== PROVIDED RECORDS ==

══════════════════════════════

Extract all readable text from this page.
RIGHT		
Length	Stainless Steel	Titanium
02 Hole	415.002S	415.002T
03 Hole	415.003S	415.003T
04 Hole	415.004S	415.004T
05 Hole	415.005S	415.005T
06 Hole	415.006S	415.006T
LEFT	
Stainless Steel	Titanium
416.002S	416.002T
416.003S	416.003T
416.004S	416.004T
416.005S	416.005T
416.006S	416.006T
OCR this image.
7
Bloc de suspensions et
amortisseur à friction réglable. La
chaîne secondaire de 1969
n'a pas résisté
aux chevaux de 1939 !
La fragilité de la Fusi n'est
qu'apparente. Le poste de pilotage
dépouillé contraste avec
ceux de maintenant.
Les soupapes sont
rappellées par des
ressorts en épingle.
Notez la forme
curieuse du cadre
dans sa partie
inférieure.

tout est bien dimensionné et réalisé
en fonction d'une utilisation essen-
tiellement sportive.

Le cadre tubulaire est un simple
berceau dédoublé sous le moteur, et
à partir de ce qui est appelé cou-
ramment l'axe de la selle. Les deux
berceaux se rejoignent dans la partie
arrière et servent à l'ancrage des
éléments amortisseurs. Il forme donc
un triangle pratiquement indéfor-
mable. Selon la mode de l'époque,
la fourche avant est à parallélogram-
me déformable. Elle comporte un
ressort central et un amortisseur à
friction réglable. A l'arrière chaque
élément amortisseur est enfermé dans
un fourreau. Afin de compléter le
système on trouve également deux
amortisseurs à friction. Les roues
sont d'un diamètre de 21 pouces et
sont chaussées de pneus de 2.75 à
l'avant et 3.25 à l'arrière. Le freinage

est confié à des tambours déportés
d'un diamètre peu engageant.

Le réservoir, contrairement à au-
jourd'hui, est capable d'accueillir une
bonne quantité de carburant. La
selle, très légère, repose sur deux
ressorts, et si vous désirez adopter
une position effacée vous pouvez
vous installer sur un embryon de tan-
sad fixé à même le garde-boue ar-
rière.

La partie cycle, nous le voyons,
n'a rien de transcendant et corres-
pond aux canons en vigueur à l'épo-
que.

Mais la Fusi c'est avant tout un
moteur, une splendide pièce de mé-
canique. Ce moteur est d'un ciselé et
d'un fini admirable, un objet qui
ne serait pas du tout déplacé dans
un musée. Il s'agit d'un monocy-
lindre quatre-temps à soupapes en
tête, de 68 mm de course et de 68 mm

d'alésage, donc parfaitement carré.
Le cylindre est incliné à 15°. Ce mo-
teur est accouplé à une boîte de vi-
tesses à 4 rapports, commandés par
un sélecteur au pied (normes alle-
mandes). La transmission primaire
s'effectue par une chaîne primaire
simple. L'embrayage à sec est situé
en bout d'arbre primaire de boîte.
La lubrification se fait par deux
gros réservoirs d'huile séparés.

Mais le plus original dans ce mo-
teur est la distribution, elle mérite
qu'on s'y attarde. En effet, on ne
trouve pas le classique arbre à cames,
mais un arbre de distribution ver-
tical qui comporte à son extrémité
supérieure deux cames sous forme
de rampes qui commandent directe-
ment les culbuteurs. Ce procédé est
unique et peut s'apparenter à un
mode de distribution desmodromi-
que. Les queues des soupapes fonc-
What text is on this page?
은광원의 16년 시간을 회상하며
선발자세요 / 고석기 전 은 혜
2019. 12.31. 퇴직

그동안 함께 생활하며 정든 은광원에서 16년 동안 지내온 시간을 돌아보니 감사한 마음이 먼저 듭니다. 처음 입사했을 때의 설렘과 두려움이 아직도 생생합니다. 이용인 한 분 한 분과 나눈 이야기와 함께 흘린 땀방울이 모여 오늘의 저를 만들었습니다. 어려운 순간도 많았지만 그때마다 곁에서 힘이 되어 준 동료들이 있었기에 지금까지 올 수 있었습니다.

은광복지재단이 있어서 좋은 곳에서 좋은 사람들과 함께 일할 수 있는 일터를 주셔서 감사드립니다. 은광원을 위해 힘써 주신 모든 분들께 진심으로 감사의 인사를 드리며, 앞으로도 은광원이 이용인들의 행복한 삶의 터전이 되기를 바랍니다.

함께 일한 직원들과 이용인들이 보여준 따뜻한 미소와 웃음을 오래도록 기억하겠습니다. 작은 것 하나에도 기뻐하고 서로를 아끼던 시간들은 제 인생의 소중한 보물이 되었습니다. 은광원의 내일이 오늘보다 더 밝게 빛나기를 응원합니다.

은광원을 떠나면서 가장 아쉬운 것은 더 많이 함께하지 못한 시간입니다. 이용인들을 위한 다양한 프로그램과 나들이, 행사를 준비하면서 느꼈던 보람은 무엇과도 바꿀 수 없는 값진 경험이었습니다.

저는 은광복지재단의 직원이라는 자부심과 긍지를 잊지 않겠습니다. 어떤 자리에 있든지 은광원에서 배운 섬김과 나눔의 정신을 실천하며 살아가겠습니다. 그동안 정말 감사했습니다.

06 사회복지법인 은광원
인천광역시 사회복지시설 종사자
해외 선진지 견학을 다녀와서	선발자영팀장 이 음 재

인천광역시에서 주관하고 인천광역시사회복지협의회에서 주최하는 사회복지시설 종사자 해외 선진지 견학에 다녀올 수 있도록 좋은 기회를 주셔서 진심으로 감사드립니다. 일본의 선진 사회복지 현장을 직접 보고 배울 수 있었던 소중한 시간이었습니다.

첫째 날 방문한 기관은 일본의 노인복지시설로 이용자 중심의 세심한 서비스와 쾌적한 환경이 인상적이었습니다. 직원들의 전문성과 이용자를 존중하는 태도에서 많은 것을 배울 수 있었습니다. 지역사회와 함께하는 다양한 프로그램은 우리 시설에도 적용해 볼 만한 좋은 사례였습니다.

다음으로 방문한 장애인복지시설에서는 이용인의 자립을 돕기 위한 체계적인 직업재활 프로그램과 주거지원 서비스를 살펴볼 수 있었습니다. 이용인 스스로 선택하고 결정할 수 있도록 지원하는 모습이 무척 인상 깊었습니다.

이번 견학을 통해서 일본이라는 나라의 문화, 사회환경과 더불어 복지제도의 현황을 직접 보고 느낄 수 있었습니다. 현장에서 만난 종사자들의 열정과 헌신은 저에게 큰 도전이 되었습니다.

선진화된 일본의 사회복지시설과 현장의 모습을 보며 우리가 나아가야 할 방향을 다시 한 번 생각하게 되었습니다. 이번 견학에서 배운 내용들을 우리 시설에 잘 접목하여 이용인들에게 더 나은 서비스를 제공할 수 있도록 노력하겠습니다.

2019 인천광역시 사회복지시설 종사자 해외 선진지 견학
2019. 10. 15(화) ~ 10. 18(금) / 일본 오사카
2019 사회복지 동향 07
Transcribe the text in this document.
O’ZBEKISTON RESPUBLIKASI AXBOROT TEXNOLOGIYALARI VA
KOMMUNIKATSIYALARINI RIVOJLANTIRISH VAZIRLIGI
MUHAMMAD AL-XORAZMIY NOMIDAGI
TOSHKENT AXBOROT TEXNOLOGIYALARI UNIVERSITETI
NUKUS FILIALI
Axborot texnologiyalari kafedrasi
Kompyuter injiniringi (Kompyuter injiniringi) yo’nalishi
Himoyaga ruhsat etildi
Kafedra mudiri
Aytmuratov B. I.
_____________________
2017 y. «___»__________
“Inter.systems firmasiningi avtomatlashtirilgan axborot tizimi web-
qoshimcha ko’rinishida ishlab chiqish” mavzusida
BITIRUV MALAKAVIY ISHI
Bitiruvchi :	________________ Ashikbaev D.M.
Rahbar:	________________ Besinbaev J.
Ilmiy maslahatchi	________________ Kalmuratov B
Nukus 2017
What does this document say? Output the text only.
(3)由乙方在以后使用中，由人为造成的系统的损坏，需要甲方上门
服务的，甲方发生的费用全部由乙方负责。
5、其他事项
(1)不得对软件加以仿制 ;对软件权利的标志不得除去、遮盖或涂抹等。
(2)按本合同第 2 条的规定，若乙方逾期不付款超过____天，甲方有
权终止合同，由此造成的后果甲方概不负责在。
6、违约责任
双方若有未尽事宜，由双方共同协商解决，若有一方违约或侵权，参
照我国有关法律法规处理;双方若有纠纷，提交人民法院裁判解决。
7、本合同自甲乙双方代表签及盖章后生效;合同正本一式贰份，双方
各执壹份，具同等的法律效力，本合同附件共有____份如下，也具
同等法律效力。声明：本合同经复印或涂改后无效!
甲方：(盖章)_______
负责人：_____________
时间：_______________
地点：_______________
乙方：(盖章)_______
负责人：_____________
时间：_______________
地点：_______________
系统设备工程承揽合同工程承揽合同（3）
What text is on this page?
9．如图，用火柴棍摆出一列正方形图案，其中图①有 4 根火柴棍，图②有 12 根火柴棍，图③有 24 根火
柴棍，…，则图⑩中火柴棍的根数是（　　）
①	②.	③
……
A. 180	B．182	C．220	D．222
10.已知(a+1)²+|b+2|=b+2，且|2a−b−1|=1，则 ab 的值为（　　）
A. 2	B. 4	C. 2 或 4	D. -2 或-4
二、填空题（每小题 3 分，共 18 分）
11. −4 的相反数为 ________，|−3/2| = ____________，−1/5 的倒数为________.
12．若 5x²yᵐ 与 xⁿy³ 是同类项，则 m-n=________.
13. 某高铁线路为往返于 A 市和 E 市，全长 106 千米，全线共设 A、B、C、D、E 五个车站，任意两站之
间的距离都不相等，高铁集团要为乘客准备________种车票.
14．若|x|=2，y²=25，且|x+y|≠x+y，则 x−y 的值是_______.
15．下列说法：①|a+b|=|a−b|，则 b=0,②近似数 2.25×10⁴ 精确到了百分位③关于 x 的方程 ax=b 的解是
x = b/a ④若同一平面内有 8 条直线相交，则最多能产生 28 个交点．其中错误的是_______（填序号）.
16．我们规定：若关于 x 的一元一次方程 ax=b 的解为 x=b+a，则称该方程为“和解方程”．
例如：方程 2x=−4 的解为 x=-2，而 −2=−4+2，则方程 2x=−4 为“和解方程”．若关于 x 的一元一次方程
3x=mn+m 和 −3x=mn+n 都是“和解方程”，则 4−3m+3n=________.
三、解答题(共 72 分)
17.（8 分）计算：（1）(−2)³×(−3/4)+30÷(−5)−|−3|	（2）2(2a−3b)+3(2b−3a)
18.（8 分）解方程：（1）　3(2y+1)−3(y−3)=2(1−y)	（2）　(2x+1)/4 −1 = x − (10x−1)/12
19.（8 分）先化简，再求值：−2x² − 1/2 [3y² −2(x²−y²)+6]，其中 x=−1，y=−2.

══════════════════════════════

== EXERCISE OBJECTIVE ==
Lines containing "moteur" are to be counted. State the total and add nothing.

== FINISHED EXERCISE ==
3